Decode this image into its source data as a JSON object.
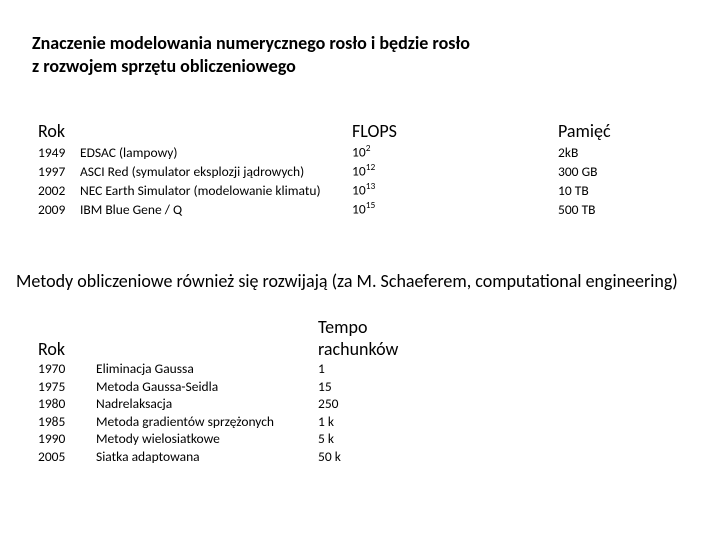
{
  "colors": {
    "background": "#ffffff",
    "text": "#000000"
  },
  "fonts": {
    "family": "Calibri, Arial, sans-serif",
    "title_size_pt": 18,
    "header_size_pt": 18,
    "row_size_pt": 13.5
  },
  "title1_line1": "Znaczenie modelowania numerycznego rosło i będzie rosło",
  "title1_line2": "z rozwojem sprzętu obliczeniowego",
  "table1": {
    "headers": {
      "col1": "Rok",
      "col2": "FLOPS",
      "col3": "Pamięć"
    },
    "rows": [
      {
        "year": "1949",
        "desc": "EDSAC (lampowy)",
        "flops_base": "10",
        "flops_exp": "2",
        "mem": "2kB"
      },
      {
        "year": "1997",
        "desc": "ASCI Red (symulator eksplozji jądrowych)",
        "flops_base": "10",
        "flops_exp": "12",
        "mem": "300 GB"
      },
      {
        "year": "2002",
        "desc": "NEC Earth Simulator (modelowanie klimatu)",
        "flops_base": "10",
        "flops_exp": "13",
        "mem": " 10 TB"
      },
      {
        "year": "2009",
        "desc": "IBM Blue Gene / Q",
        "flops_base": "10",
        "flops_exp": "15",
        "mem": " 500 TB"
      }
    ]
  },
  "subtitle": "Metody obliczeniowe również się rozwijają (za M. Schaeferem, computational engineering)",
  "table2": {
    "headers": {
      "col1": "Rok",
      "col2": "Tempo rachunków"
    },
    "rows": [
      {
        "year": "1970",
        "method": "Eliminacja Gaussa",
        "tempo": "1"
      },
      {
        "year": "1975",
        "method": "Metoda Gaussa-Seidla",
        "tempo": "15"
      },
      {
        "year": "1980",
        "method": "Nadrelaksacja",
        "tempo": "250"
      },
      {
        "year": "1985",
        "method": "Metoda gradientów sprzężonych",
        "tempo": "1 k"
      },
      {
        "year": "1990",
        "method": "Metody wielosiatkowe",
        "tempo": "5 k"
      },
      {
        "year": "2005",
        "method": "Siatka adaptowana",
        "tempo": "50 k"
      }
    ]
  }
}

Your objective:
What is needed is every entry above, repeated exactly, with the pictures dropped.

Task solution:
Decode this image into its source data as a JSON object.
{
  "colors": {
    "background": "#ffffff",
    "text": "#000000"
  },
  "fonts": {
    "family": "Calibri, Arial, sans-serif",
    "title_size_pt": 18,
    "header_size_pt": 18,
    "row_size_pt": 13.5
  },
  "title1_line1": "Znaczenie modelowania numerycznego rosło i będzie rosło",
  "title1_line2": "z rozwojem sprzętu obliczeniowego",
  "table1": {
    "headers": {
      "col1": "Rok",
      "col2": "FLOPS",
      "col3": "Pamięć"
    },
    "rows": [
      {
        "year": "1949",
        "desc": "EDSAC (lampowy)",
        "flops_base": "10",
        "flops_exp": "2",
        "mem": "2kB"
      },
      {
        "year": "1997",
        "desc": "ASCI Red (symulator eksplozji jądrowych)",
        "flops_base": "10",
        "flops_exp": "12",
        "mem": "300 GB"
      },
      {
        "year": "2002",
        "desc": "NEC Earth Simulator (modelowanie klimatu)",
        "flops_base": "10",
        "flops_exp": "13",
        "mem": " 10 TB"
      },
      {
        "year": "2009",
        "desc": "IBM Blue Gene / Q",
        "flops_base": "10",
        "flops_exp": "15",
        "mem": " 500 TB"
      }
    ]
  },
  "subtitle": "Metody obliczeniowe również się rozwijają (za M. Schaeferem, computational engineering)",
  "table2": {
    "headers": {
      "col1": "Rok",
      "col2": "Tempo rachunków"
    },
    "rows": [
      {
        "year": "1970",
        "method": "Eliminacja Gaussa",
        "tempo": "1"
      },
      {
        "year": "1975",
        "method": "Metoda Gaussa-Seidla",
        "tempo": "15"
      },
      {
        "year": "1980",
        "method": "Nadrelaksacja",
        "tempo": "250"
      },
      {
        "year": "1985",
        "method": "Metoda gradientów sprzężonych",
        "tempo": "1 k"
      },
      {
        "year": "1990",
        "method": "Metody wielosiatkowe",
        "tempo": "5 k"
      },
      {
        "year": "2005",
        "method": "Siatka adaptowana",
        "tempo": "50 k"
      }
    ]
  }
}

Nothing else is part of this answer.